**Assignment**
With the images excluded, set down every line of the listing below exactly.

**Extracted records**
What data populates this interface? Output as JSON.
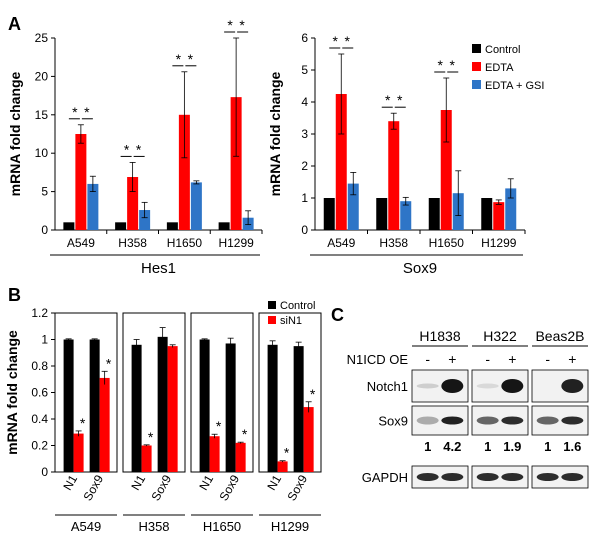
{
  "panel_labels": {
    "a": "A",
    "b": "B",
    "c": "C"
  },
  "colors": {
    "control": "#000000",
    "edta": "#ff0000",
    "gsi": "#2e75c7",
    "sin1": "#ff0000"
  },
  "chart_data": [
    {
      "id": "A-Hes1",
      "type": "bar",
      "title": "",
      "xlabel": "Hes1",
      "ylabel": "mRNA fold change",
      "ylim": [
        0,
        25
      ],
      "yticks": [
        "0",
        "5",
        "10",
        "15",
        "20",
        "25"
      ],
      "categories": [
        "A549",
        "H358",
        "H1650",
        "H1299"
      ],
      "series": [
        {
          "name": "Control",
          "values": [
            1,
            1,
            1,
            1
          ],
          "errors": [
            0,
            0,
            0,
            0
          ]
        },
        {
          "name": "EDTA",
          "values": [
            12.5,
            6.9,
            15.0,
            17.3
          ],
          "errors": [
            1.2,
            1.9,
            5.6,
            7.7
          ]
        },
        {
          "name": "EDTA + GSI",
          "values": [
            6.0,
            2.6,
            6.2,
            1.6
          ],
          "errors": [
            1.0,
            1.0,
            0.2,
            0.9
          ]
        }
      ],
      "significance_marks": [
        "*",
        "*",
        "*",
        "*",
        "*",
        "*",
        "*",
        "*"
      ]
    },
    {
      "id": "A-Sox9",
      "type": "bar",
      "title": "",
      "xlabel": "Sox9",
      "ylabel": "mRNA fold change",
      "ylim": [
        0,
        6
      ],
      "yticks": [
        "0",
        "1",
        "2",
        "3",
        "4",
        "5",
        "6"
      ],
      "categories": [
        "A549",
        "H358",
        "H1650",
        "H1299"
      ],
      "series": [
        {
          "name": "Control",
          "values": [
            1,
            1,
            1,
            1
          ],
          "errors": [
            0,
            0,
            0,
            0
          ]
        },
        {
          "name": "EDTA",
          "values": [
            4.25,
            3.4,
            3.75,
            0.87
          ],
          "errors": [
            1.25,
            0.25,
            1.0,
            0.07
          ]
        },
        {
          "name": "EDTA + GSI",
          "values": [
            1.45,
            0.9,
            1.15,
            1.3
          ],
          "errors": [
            0.35,
            0.12,
            0.7,
            0.3
          ]
        }
      ],
      "significance_marks": [
        "*",
        "*",
        "*",
        "*",
        "*",
        "*"
      ],
      "legend": [
        "Control",
        "EDTA",
        "EDTA + GSI"
      ],
      "legend_position": "top-right"
    },
    {
      "id": "B",
      "type": "bar",
      "title": "",
      "ylabel": "mRNA fold change",
      "ylim": [
        0,
        1.2
      ],
      "yticks": [
        "0",
        "0.2",
        "0.4",
        "0.6",
        "0.8",
        "1",
        "1.2"
      ],
      "groups": [
        "A549",
        "H358",
        "H1650",
        "H1299"
      ],
      "categories": [
        "N1",
        "Sox9"
      ],
      "series": [
        {
          "name": "Control",
          "values": [
            [
              1.0,
              1.0
            ],
            [
              0.96,
              1.02
            ],
            [
              1.0,
              0.97
            ],
            [
              0.96,
              0.95
            ]
          ],
          "errors": [
            [
              0.005,
              0.005
            ],
            [
              0.04,
              0.07
            ],
            [
              0.005,
              0.04
            ],
            [
              0.03,
              0.03
            ]
          ]
        },
        {
          "name": "siN1",
          "values": [
            [
              0.29,
              0.71
            ],
            [
              0.2,
              0.95
            ],
            [
              0.27,
              0.22
            ],
            [
              0.08,
              0.49
            ]
          ],
          "errors": [
            [
              0.02,
              0.05
            ],
            [
              0.005,
              0.01
            ],
            [
              0.015,
              0.005
            ],
            [
              0.005,
              0.04
            ]
          ]
        }
      ],
      "significance_marks": [
        "*",
        "*",
        "*",
        "*",
        "*",
        "*",
        "*"
      ],
      "legend": [
        "Control",
        "siN1"
      ],
      "legend_position": "top-right"
    }
  ],
  "western_blot": {
    "cell_lines": [
      "H1838",
      "H322",
      "Beas2B"
    ],
    "condition_label": "N1ICD OE",
    "lane_signs": [
      "-",
      "+"
    ],
    "row_labels": [
      "Notch1",
      "Sox9",
      "GAPDH"
    ],
    "quantification": [
      "1",
      "4.2",
      "1",
      "1.9",
      "1",
      "1.6"
    ]
  }
}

**Written response**
What data populates this interface? Output as JSON.
{
  "panel_labels": {
    "a": "A",
    "b": "B",
    "c": "C"
  },
  "colors": {
    "control": "#000000",
    "edta": "#ff0000",
    "gsi": "#2e75c7",
    "sin1": "#ff0000"
  },
  "chart_data": [
    {
      "id": "A-Hes1",
      "type": "bar",
      "title": "",
      "xlabel": "Hes1",
      "ylabel": "mRNA fold change",
      "ylim": [
        0,
        25
      ],
      "yticks": [
        "0",
        "5",
        "10",
        "15",
        "20",
        "25"
      ],
      "categories": [
        "A549",
        "H358",
        "H1650",
        "H1299"
      ],
      "series": [
        {
          "name": "Control",
          "values": [
            1,
            1,
            1,
            1
          ],
          "errors": [
            0,
            0,
            0,
            0
          ]
        },
        {
          "name": "EDTA",
          "values": [
            12.5,
            6.9,
            15.0,
            17.3
          ],
          "errors": [
            1.2,
            1.9,
            5.6,
            7.7
          ]
        },
        {
          "name": "EDTA + GSI",
          "values": [
            6.0,
            2.6,
            6.2,
            1.6
          ],
          "errors": [
            1.0,
            1.0,
            0.2,
            0.9
          ]
        }
      ],
      "significance_marks": [
        "*",
        "*",
        "*",
        "*",
        "*",
        "*",
        "*",
        "*"
      ]
    },
    {
      "id": "A-Sox9",
      "type": "bar",
      "title": "",
      "xlabel": "Sox9",
      "ylabel": "mRNA fold change",
      "ylim": [
        0,
        6
      ],
      "yticks": [
        "0",
        "1",
        "2",
        "3",
        "4",
        "5",
        "6"
      ],
      "categories": [
        "A549",
        "H358",
        "H1650",
        "H1299"
      ],
      "series": [
        {
          "name": "Control",
          "values": [
            1,
            1,
            1,
            1
          ],
          "errors": [
            0,
            0,
            0,
            0
          ]
        },
        {
          "name": "EDTA",
          "values": [
            4.25,
            3.4,
            3.75,
            0.87
          ],
          "errors": [
            1.25,
            0.25,
            1.0,
            0.07
          ]
        },
        {
          "name": "EDTA + GSI",
          "values": [
            1.45,
            0.9,
            1.15,
            1.3
          ],
          "errors": [
            0.35,
            0.12,
            0.7,
            0.3
          ]
        }
      ],
      "significance_marks": [
        "*",
        "*",
        "*",
        "*",
        "*",
        "*"
      ],
      "legend": [
        "Control",
        "EDTA",
        "EDTA + GSI"
      ],
      "legend_position": "top-right"
    },
    {
      "id": "B",
      "type": "bar",
      "title": "",
      "ylabel": "mRNA fold change",
      "ylim": [
        0,
        1.2
      ],
      "yticks": [
        "0",
        "0.2",
        "0.4",
        "0.6",
        "0.8",
        "1",
        "1.2"
      ],
      "groups": [
        "A549",
        "H358",
        "H1650",
        "H1299"
      ],
      "categories": [
        "N1",
        "Sox9"
      ],
      "series": [
        {
          "name": "Control",
          "values": [
            [
              1.0,
              1.0
            ],
            [
              0.96,
              1.02
            ],
            [
              1.0,
              0.97
            ],
            [
              0.96,
              0.95
            ]
          ],
          "errors": [
            [
              0.005,
              0.005
            ],
            [
              0.04,
              0.07
            ],
            [
              0.005,
              0.04
            ],
            [
              0.03,
              0.03
            ]
          ]
        },
        {
          "name": "siN1",
          "values": [
            [
              0.29,
              0.71
            ],
            [
              0.2,
              0.95
            ],
            [
              0.27,
              0.22
            ],
            [
              0.08,
              0.49
            ]
          ],
          "errors": [
            [
              0.02,
              0.05
            ],
            [
              0.005,
              0.01
            ],
            [
              0.015,
              0.005
            ],
            [
              0.005,
              0.04
            ]
          ]
        }
      ],
      "significance_marks": [
        "*",
        "*",
        "*",
        "*",
        "*",
        "*",
        "*"
      ],
      "legend": [
        "Control",
        "siN1"
      ],
      "legend_position": "top-right"
    }
  ],
  "western_blot": {
    "cell_lines": [
      "H1838",
      "H322",
      "Beas2B"
    ],
    "condition_label": "N1ICD OE",
    "lane_signs": [
      "-",
      "+"
    ],
    "row_labels": [
      "Notch1",
      "Sox9",
      "GAPDH"
    ],
    "quantification": [
      "1",
      "4.2",
      "1",
      "1.9",
      "1",
      "1.6"
    ]
  }
}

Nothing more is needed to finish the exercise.